---- LISTED ENTRIES

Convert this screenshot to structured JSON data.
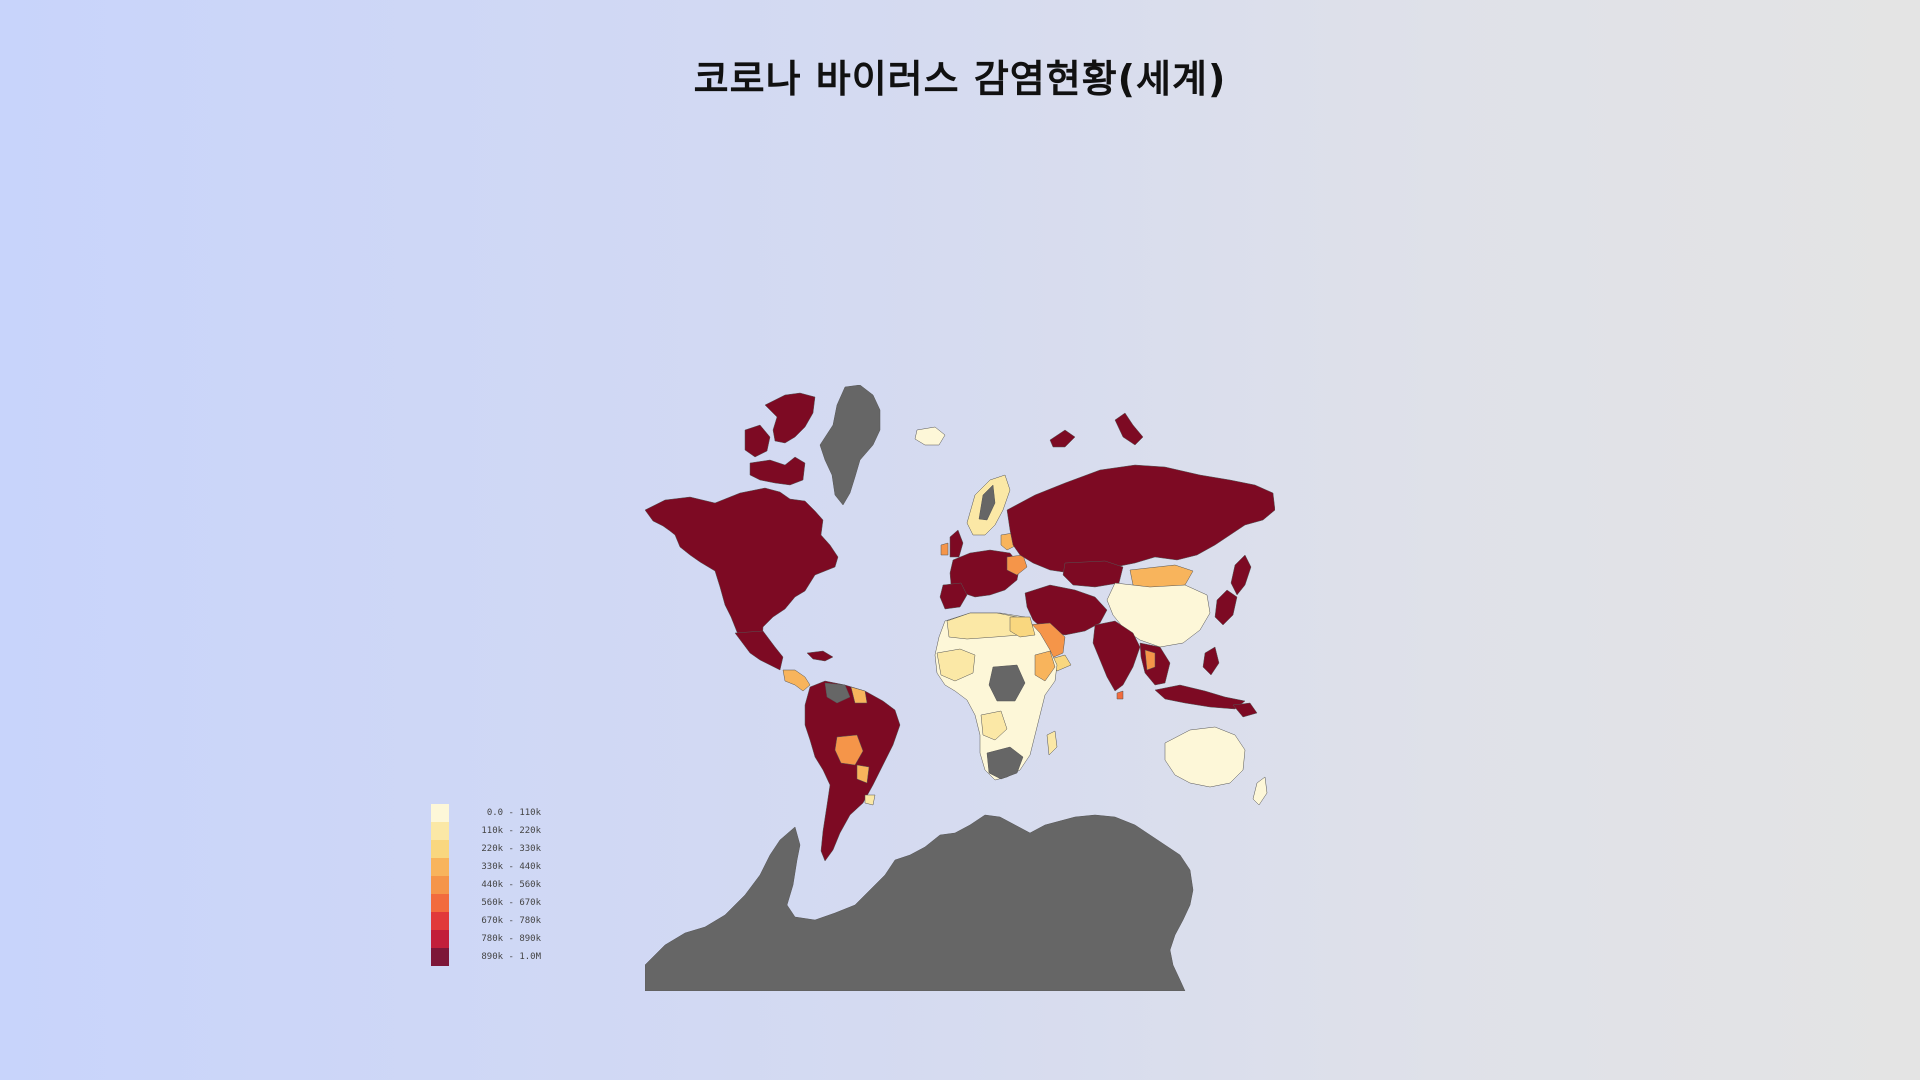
{
  "title": "코로나 바이러스 감염현황(세계)",
  "legend": {
    "items": [
      {
        "label": "0.0 - 110k",
        "color": "#fdf7d8"
      },
      {
        "label": "110k - 220k",
        "color": "#fbe8a6"
      },
      {
        "label": "220k - 330k",
        "color": "#f9d77f"
      },
      {
        "label": "330k - 440k",
        "color": "#f8b45c"
      },
      {
        "label": "440k - 560k",
        "color": "#f59549"
      },
      {
        "label": "560k - 670k",
        "color": "#f26b3d"
      },
      {
        "label": "670k - 780k",
        "color": "#e1393a"
      },
      {
        "label": "780k - 890k",
        "color": "#c21e3a"
      },
      {
        "label": "890k - 1.0M",
        "color": "#7d1638"
      }
    ]
  },
  "colors": {
    "high": "#7d0a23",
    "mid_orange": "#f59549",
    "light_orange": "#f8b45c",
    "pale_yellow": "#fdf7d8",
    "light_yellow": "#fbe8a6",
    "no_data": "#666666"
  }
}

--------

> **GIVEN TASK**
The material above must be printed exactly, with its pictures left out.

> **FINISHED TASK**
Convert this screenshot to structured JSON data.
{
  "title": "코로나 바이러스 감염현황(세계)",
  "legend": {
    "items": [
      {
        "label": "0.0 - 110k",
        "color": "#fdf7d8"
      },
      {
        "label": "110k - 220k",
        "color": "#fbe8a6"
      },
      {
        "label": "220k - 330k",
        "color": "#f9d77f"
      },
      {
        "label": "330k - 440k",
        "color": "#f8b45c"
      },
      {
        "label": "440k - 560k",
        "color": "#f59549"
      },
      {
        "label": "560k - 670k",
        "color": "#f26b3d"
      },
      {
        "label": "670k - 780k",
        "color": "#e1393a"
      },
      {
        "label": "780k - 890k",
        "color": "#c21e3a"
      },
      {
        "label": "890k - 1.0M",
        "color": "#7d1638"
      }
    ]
  },
  "colors": {
    "high": "#7d0a23",
    "mid_orange": "#f59549",
    "light_orange": "#f8b45c",
    "pale_yellow": "#fdf7d8",
    "light_yellow": "#fbe8a6",
    "no_data": "#666666"
  }
}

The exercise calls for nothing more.